WHAT THE TASK ASKS:
Take every line from the listing below that contains "object".

** begin **

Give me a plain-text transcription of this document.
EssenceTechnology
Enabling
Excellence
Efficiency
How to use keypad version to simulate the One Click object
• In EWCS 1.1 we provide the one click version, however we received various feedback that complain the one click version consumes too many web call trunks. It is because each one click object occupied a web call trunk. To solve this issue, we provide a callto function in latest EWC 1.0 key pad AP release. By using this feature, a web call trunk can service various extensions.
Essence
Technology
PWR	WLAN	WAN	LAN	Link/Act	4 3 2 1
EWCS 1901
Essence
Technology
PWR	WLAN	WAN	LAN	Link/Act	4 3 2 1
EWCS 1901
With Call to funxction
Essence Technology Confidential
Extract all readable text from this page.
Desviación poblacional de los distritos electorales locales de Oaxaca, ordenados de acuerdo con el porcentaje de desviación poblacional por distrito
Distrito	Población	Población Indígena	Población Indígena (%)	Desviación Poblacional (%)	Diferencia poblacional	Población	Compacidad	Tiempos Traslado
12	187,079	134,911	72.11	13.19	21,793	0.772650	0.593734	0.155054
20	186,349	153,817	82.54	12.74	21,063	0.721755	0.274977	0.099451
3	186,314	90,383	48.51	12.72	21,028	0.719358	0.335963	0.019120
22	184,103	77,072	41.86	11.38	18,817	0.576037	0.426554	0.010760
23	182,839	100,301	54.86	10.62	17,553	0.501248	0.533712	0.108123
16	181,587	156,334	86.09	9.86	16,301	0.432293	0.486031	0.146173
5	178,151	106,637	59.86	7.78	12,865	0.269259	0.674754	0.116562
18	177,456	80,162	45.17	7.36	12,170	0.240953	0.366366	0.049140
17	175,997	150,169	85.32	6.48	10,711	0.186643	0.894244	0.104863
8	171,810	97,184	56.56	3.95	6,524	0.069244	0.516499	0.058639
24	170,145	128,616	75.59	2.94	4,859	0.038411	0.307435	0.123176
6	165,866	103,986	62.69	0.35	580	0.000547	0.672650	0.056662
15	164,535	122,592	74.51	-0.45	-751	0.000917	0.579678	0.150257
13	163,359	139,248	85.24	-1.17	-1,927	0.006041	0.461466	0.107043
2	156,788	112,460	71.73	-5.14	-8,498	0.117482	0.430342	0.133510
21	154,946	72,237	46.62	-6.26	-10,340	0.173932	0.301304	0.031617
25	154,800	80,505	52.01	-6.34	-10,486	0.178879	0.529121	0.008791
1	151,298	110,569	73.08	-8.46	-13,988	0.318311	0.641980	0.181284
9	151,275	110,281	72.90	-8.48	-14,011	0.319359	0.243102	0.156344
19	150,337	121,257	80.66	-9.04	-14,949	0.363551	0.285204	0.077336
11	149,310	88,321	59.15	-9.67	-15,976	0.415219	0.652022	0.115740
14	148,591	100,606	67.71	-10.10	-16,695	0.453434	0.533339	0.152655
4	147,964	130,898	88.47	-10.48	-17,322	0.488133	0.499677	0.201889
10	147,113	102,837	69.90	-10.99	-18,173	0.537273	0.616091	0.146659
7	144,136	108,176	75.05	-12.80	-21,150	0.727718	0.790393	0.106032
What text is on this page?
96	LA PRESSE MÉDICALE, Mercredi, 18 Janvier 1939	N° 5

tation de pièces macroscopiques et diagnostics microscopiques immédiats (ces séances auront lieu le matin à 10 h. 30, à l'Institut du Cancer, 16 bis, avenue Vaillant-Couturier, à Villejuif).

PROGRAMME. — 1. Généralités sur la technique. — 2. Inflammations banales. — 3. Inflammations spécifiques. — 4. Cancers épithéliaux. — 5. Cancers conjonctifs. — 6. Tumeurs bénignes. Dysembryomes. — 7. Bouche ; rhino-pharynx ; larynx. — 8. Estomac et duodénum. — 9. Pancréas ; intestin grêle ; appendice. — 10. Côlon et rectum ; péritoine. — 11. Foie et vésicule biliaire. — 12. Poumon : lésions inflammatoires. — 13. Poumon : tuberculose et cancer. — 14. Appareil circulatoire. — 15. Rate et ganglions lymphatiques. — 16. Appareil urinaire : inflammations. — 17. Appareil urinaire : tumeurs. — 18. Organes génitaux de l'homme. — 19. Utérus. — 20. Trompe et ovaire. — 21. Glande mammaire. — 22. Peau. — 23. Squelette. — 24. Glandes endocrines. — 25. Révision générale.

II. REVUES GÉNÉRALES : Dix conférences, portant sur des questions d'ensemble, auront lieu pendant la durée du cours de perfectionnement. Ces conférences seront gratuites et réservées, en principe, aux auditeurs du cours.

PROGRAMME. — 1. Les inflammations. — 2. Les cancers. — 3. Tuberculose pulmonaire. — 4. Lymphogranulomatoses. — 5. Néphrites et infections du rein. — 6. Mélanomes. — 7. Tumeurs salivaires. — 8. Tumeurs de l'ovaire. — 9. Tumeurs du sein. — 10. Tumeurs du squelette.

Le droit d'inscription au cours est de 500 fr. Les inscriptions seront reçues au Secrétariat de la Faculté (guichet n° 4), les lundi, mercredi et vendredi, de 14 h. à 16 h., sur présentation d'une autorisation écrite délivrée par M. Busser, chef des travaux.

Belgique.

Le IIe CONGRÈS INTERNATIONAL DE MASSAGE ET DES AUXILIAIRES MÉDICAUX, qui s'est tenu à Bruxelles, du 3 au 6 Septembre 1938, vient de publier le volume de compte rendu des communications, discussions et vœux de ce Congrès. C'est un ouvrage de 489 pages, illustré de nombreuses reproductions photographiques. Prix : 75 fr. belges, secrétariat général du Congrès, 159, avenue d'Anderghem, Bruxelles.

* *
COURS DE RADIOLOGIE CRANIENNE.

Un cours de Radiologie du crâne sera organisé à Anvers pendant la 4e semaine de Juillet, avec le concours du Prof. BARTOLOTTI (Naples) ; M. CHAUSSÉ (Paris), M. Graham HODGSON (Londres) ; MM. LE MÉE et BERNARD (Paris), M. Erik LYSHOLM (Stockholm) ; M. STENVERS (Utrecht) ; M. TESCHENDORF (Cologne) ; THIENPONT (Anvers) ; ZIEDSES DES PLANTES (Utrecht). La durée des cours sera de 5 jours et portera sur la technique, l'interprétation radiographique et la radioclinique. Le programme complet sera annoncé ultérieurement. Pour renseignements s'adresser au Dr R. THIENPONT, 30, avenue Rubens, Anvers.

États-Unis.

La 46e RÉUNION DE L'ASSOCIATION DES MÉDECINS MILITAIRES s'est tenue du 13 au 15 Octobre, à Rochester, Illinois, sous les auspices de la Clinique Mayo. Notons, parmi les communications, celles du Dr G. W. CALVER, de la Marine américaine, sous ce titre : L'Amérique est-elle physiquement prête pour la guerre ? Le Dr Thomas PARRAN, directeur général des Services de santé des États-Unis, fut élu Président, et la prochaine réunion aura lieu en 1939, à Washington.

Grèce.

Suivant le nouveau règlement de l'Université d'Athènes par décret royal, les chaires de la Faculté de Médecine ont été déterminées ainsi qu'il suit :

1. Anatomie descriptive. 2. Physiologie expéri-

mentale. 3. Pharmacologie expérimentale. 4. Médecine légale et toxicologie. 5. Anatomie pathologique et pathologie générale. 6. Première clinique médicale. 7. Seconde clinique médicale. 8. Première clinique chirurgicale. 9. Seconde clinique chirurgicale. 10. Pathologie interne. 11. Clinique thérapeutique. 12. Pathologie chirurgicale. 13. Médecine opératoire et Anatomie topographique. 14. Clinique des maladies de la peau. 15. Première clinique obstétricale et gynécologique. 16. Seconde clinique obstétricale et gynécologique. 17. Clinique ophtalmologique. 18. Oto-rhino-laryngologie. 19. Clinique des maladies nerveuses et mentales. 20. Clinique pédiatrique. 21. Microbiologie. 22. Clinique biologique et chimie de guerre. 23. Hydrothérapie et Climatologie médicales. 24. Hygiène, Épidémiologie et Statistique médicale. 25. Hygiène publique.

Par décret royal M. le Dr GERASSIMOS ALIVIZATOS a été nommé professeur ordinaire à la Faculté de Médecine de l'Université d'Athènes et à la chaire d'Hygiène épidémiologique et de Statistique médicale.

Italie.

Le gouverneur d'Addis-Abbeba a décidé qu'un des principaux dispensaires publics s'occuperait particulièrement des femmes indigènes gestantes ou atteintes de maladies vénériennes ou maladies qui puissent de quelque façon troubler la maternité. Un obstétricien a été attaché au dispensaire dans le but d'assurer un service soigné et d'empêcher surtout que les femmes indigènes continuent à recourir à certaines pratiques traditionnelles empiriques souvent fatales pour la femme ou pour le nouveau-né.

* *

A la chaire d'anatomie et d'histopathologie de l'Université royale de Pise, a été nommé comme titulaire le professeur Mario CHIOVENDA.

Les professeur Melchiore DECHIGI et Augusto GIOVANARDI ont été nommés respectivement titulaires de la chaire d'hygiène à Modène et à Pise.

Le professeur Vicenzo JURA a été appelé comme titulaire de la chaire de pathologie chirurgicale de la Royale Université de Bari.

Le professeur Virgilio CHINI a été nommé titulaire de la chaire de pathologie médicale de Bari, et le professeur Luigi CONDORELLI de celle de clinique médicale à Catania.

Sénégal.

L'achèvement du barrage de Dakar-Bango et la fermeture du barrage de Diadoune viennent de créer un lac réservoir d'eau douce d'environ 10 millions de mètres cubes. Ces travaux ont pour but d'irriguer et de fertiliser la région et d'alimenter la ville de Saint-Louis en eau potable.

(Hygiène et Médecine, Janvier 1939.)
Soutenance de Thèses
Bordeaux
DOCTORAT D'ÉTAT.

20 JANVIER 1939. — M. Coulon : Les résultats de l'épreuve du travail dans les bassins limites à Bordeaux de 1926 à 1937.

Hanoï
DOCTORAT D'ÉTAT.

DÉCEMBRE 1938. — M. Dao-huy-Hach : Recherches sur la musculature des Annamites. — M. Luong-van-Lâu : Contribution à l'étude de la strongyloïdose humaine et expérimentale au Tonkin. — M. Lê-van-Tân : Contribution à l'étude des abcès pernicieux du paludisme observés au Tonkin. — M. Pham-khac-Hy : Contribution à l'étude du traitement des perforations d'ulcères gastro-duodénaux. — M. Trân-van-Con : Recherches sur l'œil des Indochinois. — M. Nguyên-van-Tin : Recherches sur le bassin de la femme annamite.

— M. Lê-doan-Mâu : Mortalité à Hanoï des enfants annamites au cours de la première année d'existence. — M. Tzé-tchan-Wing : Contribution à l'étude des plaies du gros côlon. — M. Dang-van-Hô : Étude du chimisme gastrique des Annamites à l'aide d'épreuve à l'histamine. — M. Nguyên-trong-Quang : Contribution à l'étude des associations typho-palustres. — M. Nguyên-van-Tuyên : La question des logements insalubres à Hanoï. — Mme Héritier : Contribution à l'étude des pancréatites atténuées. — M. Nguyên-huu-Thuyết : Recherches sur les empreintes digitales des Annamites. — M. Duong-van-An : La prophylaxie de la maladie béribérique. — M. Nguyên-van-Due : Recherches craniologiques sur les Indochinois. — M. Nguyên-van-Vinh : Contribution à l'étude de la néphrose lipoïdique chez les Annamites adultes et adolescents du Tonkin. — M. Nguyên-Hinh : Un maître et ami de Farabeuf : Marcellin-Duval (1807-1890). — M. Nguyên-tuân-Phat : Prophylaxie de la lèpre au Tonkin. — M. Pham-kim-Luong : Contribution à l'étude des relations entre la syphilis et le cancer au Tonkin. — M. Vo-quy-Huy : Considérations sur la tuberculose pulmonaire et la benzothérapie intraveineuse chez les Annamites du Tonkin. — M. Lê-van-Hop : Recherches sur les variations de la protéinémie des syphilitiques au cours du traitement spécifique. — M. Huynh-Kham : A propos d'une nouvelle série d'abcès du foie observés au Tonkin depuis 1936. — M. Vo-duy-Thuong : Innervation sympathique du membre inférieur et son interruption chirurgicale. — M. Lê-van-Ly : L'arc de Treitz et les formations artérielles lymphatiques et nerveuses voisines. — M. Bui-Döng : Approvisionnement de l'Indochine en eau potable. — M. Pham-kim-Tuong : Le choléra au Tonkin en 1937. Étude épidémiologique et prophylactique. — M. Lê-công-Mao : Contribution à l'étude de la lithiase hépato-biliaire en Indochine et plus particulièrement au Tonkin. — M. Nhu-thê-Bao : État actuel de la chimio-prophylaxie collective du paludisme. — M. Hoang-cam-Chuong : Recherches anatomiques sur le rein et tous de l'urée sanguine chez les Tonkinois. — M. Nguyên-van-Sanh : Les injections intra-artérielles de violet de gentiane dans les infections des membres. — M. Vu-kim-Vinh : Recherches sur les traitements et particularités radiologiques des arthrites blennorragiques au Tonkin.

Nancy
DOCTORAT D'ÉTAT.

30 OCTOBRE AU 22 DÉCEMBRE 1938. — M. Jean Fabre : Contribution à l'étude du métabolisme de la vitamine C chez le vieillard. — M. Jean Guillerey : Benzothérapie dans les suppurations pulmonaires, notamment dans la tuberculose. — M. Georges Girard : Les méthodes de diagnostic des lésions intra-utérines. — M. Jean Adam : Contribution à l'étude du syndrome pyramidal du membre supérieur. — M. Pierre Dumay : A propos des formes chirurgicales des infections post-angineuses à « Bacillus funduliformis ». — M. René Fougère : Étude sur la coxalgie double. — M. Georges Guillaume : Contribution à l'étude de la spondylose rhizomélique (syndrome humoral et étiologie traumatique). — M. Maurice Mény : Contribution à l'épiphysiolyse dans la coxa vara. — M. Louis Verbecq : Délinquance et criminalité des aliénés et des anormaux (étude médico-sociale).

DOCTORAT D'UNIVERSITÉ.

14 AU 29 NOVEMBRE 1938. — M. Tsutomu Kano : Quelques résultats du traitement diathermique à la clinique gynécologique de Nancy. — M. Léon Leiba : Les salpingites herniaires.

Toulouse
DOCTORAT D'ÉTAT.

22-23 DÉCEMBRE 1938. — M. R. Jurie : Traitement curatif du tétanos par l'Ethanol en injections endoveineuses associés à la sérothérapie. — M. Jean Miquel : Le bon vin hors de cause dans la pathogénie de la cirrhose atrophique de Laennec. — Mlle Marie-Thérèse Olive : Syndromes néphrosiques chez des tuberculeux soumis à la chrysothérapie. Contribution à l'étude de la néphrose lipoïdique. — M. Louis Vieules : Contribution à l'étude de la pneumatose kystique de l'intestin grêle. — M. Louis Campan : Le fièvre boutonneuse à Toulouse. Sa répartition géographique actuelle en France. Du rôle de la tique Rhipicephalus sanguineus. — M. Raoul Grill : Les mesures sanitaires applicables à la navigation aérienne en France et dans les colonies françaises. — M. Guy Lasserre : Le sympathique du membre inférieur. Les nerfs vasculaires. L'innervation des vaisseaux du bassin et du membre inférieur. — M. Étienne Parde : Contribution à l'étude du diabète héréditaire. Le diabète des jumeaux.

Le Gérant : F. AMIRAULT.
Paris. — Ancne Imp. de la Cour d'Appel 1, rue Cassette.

** end **

SOLUTION FOR THIS PROBLEM:
How to use keypad version to simulate the One Click object
• In EWCS 1.1 we provide the one click version, however we received various feedback that complain the one click version consumes too many web call trunks. It is because each one click object occupied a web call trunk. To solve this issue, we provide a callto function in latest EWC 1.0 key pad AP release. By using this feature, a web call trunk can service various extensions.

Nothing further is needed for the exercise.